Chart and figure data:
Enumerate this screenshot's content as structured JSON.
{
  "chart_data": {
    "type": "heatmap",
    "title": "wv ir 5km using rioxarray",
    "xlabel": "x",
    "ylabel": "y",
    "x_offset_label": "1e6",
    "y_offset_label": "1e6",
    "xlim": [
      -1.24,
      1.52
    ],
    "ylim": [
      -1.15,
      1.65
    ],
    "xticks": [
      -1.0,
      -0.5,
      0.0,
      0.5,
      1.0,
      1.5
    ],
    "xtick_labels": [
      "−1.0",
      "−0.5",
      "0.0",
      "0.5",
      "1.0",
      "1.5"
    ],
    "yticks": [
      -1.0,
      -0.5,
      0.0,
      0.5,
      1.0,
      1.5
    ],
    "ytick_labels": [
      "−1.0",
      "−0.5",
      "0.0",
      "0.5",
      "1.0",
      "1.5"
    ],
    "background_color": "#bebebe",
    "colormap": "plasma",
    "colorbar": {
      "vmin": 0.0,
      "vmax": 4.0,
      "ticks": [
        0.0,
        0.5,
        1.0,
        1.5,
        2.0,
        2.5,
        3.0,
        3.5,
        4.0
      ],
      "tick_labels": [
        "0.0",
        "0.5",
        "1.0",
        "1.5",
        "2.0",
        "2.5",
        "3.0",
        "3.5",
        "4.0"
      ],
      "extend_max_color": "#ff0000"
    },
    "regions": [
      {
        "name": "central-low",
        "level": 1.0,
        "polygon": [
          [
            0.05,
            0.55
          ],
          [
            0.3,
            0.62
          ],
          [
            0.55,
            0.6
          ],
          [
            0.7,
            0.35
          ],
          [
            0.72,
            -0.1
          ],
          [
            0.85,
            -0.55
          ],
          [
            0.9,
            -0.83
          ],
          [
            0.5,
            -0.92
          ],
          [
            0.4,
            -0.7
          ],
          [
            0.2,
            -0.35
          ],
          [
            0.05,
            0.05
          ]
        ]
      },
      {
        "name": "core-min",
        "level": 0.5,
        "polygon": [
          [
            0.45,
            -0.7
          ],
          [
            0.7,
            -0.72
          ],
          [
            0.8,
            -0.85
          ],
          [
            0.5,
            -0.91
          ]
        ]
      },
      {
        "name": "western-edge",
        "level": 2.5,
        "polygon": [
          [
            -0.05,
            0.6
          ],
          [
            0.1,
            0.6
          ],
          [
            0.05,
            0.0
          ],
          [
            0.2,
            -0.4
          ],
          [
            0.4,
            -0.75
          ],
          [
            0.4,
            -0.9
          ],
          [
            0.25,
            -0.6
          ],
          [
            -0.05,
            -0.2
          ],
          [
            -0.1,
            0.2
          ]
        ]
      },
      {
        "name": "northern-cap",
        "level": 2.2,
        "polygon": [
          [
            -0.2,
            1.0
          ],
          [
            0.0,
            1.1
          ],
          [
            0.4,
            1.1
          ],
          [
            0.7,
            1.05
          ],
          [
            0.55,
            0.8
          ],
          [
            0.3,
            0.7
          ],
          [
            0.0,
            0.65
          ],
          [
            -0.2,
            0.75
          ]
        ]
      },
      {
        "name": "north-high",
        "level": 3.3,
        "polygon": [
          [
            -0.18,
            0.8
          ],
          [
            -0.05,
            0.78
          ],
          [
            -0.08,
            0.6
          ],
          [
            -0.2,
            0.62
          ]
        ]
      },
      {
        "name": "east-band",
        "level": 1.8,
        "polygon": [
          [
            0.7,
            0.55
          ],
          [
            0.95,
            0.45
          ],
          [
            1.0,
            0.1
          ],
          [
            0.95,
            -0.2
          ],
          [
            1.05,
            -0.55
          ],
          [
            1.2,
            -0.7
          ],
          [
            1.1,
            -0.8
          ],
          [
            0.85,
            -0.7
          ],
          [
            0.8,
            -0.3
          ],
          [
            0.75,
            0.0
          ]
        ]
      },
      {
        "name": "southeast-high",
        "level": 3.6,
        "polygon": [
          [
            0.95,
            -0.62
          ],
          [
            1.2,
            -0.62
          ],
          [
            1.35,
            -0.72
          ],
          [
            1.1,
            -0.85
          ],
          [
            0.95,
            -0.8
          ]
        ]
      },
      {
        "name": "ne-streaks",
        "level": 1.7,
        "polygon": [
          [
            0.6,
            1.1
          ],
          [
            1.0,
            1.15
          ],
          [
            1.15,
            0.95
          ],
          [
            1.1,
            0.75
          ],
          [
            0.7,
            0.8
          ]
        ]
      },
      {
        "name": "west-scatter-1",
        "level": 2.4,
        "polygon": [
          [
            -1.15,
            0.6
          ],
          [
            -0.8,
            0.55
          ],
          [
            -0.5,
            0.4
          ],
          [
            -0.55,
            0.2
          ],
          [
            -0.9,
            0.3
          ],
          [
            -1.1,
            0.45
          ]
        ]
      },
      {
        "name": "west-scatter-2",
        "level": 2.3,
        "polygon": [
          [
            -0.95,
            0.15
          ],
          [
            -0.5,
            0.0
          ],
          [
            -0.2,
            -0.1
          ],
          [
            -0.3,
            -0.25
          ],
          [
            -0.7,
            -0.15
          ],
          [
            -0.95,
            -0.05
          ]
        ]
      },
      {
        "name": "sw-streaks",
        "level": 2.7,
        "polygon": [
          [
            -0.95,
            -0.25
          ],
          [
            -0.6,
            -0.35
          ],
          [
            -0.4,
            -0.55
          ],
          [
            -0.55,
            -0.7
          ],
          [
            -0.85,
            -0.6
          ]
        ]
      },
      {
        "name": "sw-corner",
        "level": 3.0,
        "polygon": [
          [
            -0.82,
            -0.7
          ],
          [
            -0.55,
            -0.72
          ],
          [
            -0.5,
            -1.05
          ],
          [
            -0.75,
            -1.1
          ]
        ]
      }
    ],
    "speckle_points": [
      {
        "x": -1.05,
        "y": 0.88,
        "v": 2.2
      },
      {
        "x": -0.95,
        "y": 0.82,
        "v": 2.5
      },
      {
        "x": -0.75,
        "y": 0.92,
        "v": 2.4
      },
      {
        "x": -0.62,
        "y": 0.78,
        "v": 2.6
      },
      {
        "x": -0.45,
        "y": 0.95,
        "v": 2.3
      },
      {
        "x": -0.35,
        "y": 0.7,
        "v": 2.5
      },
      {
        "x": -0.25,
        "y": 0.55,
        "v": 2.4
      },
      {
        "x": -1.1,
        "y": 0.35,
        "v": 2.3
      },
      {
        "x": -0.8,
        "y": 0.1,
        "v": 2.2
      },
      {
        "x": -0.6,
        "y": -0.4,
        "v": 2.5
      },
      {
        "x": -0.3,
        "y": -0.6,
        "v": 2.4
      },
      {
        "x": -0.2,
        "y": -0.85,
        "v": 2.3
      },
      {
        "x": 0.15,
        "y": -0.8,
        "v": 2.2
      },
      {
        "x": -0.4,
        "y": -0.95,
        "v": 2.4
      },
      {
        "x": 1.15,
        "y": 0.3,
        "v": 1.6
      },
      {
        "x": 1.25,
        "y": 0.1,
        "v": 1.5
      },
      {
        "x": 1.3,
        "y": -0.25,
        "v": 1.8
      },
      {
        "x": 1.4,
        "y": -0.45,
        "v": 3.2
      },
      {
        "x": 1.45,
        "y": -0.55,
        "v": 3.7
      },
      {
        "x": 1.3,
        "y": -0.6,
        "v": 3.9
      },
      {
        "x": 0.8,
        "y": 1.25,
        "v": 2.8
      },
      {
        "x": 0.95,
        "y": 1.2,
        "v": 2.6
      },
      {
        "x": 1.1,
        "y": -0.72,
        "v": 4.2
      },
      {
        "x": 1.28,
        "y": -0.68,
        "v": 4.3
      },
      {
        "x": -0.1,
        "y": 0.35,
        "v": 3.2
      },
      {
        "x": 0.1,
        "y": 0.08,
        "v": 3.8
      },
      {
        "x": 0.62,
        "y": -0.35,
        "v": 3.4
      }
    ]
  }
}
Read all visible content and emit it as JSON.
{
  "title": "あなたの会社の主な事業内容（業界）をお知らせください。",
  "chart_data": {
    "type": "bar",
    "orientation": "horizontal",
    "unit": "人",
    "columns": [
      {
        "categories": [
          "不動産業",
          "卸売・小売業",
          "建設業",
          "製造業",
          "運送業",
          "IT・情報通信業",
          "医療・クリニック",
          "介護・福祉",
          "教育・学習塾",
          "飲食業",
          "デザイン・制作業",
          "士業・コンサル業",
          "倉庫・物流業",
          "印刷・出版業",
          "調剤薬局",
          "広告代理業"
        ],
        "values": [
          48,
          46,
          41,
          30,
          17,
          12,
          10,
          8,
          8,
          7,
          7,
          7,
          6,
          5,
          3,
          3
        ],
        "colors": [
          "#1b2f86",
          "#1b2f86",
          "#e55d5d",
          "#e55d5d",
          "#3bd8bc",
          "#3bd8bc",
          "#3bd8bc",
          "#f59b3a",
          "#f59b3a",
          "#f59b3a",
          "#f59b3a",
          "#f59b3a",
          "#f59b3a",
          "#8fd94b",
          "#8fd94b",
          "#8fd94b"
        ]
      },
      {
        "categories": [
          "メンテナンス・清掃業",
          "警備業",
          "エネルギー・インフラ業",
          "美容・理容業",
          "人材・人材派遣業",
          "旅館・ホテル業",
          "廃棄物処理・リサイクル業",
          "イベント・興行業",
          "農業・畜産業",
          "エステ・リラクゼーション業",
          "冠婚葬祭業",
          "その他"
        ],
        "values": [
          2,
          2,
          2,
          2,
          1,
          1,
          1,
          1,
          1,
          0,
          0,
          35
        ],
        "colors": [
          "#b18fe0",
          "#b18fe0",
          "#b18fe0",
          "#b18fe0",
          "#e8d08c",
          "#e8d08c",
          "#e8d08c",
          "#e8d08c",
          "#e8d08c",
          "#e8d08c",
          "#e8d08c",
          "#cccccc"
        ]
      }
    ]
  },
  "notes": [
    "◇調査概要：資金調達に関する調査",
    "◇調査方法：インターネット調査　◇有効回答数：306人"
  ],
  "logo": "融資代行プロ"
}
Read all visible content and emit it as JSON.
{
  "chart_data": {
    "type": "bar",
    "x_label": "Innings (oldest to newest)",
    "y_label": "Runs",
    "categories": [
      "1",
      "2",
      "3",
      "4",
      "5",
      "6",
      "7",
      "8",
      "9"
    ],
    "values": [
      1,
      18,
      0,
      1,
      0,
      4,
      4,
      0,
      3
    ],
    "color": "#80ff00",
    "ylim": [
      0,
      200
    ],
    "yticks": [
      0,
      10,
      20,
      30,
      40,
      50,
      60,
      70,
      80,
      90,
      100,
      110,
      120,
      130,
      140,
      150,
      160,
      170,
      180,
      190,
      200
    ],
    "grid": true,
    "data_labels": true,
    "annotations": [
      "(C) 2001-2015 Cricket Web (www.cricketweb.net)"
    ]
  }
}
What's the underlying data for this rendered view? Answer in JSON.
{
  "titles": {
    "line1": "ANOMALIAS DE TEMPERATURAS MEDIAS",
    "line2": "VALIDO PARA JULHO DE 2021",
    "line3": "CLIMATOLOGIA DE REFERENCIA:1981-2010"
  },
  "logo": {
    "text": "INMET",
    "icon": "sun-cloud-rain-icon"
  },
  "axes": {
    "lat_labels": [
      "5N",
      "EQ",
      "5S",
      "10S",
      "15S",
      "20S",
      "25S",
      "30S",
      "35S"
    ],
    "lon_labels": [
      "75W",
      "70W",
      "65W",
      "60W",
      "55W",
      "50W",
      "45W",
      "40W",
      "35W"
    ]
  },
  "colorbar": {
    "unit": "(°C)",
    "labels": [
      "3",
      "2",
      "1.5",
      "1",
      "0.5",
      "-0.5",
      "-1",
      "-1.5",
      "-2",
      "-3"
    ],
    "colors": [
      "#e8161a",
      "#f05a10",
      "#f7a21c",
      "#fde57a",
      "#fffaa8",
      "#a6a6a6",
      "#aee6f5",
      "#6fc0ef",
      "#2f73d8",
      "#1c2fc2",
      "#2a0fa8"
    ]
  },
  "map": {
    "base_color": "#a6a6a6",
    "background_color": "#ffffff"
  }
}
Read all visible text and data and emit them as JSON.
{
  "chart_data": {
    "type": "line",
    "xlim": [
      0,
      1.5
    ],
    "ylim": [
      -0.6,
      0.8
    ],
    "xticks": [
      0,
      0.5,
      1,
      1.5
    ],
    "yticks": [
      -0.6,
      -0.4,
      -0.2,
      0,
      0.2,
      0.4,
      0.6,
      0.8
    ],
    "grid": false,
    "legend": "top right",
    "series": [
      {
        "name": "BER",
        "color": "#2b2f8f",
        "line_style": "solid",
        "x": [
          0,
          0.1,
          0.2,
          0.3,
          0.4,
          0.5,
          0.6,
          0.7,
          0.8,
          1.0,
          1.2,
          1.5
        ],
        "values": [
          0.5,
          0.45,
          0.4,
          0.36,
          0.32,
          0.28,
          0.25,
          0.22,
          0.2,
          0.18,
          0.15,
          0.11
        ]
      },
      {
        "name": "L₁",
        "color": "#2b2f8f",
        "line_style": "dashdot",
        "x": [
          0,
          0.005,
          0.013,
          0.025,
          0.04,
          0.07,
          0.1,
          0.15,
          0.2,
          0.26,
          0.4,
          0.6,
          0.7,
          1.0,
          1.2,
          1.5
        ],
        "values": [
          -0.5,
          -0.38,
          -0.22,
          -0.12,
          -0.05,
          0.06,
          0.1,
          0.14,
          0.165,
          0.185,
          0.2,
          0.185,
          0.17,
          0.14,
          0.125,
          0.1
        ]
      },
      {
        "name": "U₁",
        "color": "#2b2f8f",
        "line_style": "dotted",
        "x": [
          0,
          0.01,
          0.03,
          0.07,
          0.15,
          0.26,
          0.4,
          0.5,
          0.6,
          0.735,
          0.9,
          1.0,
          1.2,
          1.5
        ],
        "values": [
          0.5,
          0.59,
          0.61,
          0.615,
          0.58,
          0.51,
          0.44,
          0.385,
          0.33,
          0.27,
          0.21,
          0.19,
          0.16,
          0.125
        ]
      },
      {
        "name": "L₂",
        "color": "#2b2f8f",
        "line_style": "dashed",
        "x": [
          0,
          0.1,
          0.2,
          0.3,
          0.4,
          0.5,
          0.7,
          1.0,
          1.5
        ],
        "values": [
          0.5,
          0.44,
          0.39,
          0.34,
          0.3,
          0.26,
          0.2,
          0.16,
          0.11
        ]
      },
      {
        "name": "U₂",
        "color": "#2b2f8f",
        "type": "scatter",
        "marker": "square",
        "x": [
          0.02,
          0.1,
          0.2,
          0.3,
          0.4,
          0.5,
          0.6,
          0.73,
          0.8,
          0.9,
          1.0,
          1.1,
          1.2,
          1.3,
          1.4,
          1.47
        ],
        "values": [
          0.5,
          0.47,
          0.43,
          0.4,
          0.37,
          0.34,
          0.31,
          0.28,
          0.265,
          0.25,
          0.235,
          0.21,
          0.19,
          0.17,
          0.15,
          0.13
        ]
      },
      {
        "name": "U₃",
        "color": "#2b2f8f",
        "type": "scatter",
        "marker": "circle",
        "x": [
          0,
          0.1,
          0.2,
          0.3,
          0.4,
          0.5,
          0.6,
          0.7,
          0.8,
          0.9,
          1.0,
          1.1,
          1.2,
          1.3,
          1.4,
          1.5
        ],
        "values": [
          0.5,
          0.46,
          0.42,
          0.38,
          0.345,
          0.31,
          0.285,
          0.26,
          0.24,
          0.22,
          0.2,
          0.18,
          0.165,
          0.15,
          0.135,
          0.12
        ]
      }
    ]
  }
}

Written request:
Go through the records above, find every line with the word "this", and list those lines.

Reply to the exercise:
Enumerate this screenshot's content as structured JSON.
What's the underlying data for this rendered view? Answer in JSON.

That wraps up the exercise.